> [SOURCE MATERIAL]
━━━━

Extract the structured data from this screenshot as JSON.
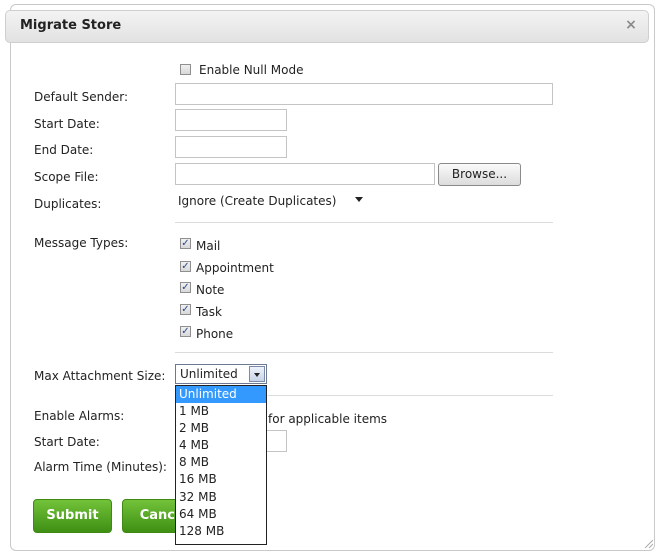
{
  "dialog": {
    "title": "Migrate Store",
    "close_glyph": "×"
  },
  "form": {
    "null_mode_label": "Enable Null Mode",
    "default_sender_label": "Default Sender:",
    "default_sender_value": "",
    "start_date_label": "Start Date:",
    "start_date_value": "",
    "end_date_label": "End Date:",
    "end_date_value": "",
    "scope_file_label": "Scope File:",
    "scope_file_value": "",
    "browse_label": "Browse...",
    "duplicates_label": "Duplicates:",
    "duplicates_value": "Ignore (Create Duplicates)",
    "message_types_label": "Message Types:",
    "message_types": [
      {
        "label": "Mail",
        "checked": true
      },
      {
        "label": "Appointment",
        "checked": true
      },
      {
        "label": "Note",
        "checked": true
      },
      {
        "label": "Task",
        "checked": true
      },
      {
        "label": "Phone",
        "checked": true
      }
    ],
    "max_attachment_label": "Max Attachment Size:",
    "max_attachment_value": "Unlimited",
    "max_attachment_options": [
      "Unlimited",
      "1 MB",
      "2 MB",
      "4 MB",
      "8 MB",
      "16 MB",
      "32 MB",
      "64 MB",
      "128 MB"
    ],
    "enable_alarms_label": "Enable Alarms:",
    "enable_alarms_text": "for applicable items",
    "alarm_start_date_label": "Start Date:",
    "alarm_time_label": "Alarm Time (Minutes):",
    "checkmark_glyph": "✓"
  },
  "buttons": {
    "submit": "Submit",
    "cancel": "Cancel"
  },
  "colors": {
    "accent_green": "#4a9e1c",
    "selection_blue": "#3399ff"
  }
}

━━━━

> [INSTRUCTIONS FOR THE TASK]
Set down every record once more, word for word, without pictures.

> [OUTPUT BELOW]
Extract the structured data from this screenshot as JSON.
{
  "dialog": {
    "title": "Migrate Store",
    "close_glyph": "×"
  },
  "form": {
    "null_mode_label": "Enable Null Mode",
    "default_sender_label": "Default Sender:",
    "default_sender_value": "",
    "start_date_label": "Start Date:",
    "start_date_value": "",
    "end_date_label": "End Date:",
    "end_date_value": "",
    "scope_file_label": "Scope File:",
    "scope_file_value": "",
    "browse_label": "Browse...",
    "duplicates_label": "Duplicates:",
    "duplicates_value": "Ignore (Create Duplicates)",
    "message_types_label": "Message Types:",
    "message_types": [
      {
        "label": "Mail",
        "checked": true
      },
      {
        "label": "Appointment",
        "checked": true
      },
      {
        "label": "Note",
        "checked": true
      },
      {
        "label": "Task",
        "checked": true
      },
      {
        "label": "Phone",
        "checked": true
      }
    ],
    "max_attachment_label": "Max Attachment Size:",
    "max_attachment_value": "Unlimited",
    "max_attachment_options": [
      "Unlimited",
      "1 MB",
      "2 MB",
      "4 MB",
      "8 MB",
      "16 MB",
      "32 MB",
      "64 MB",
      "128 MB"
    ],
    "enable_alarms_label": "Enable Alarms:",
    "enable_alarms_text": "for applicable items",
    "alarm_start_date_label": "Start Date:",
    "alarm_time_label": "Alarm Time (Minutes):",
    "checkmark_glyph": "✓"
  },
  "buttons": {
    "submit": "Submit",
    "cancel": "Cancel"
  },
  "colors": {
    "accent_green": "#4a9e1c",
    "selection_blue": "#3399ff"
  }
}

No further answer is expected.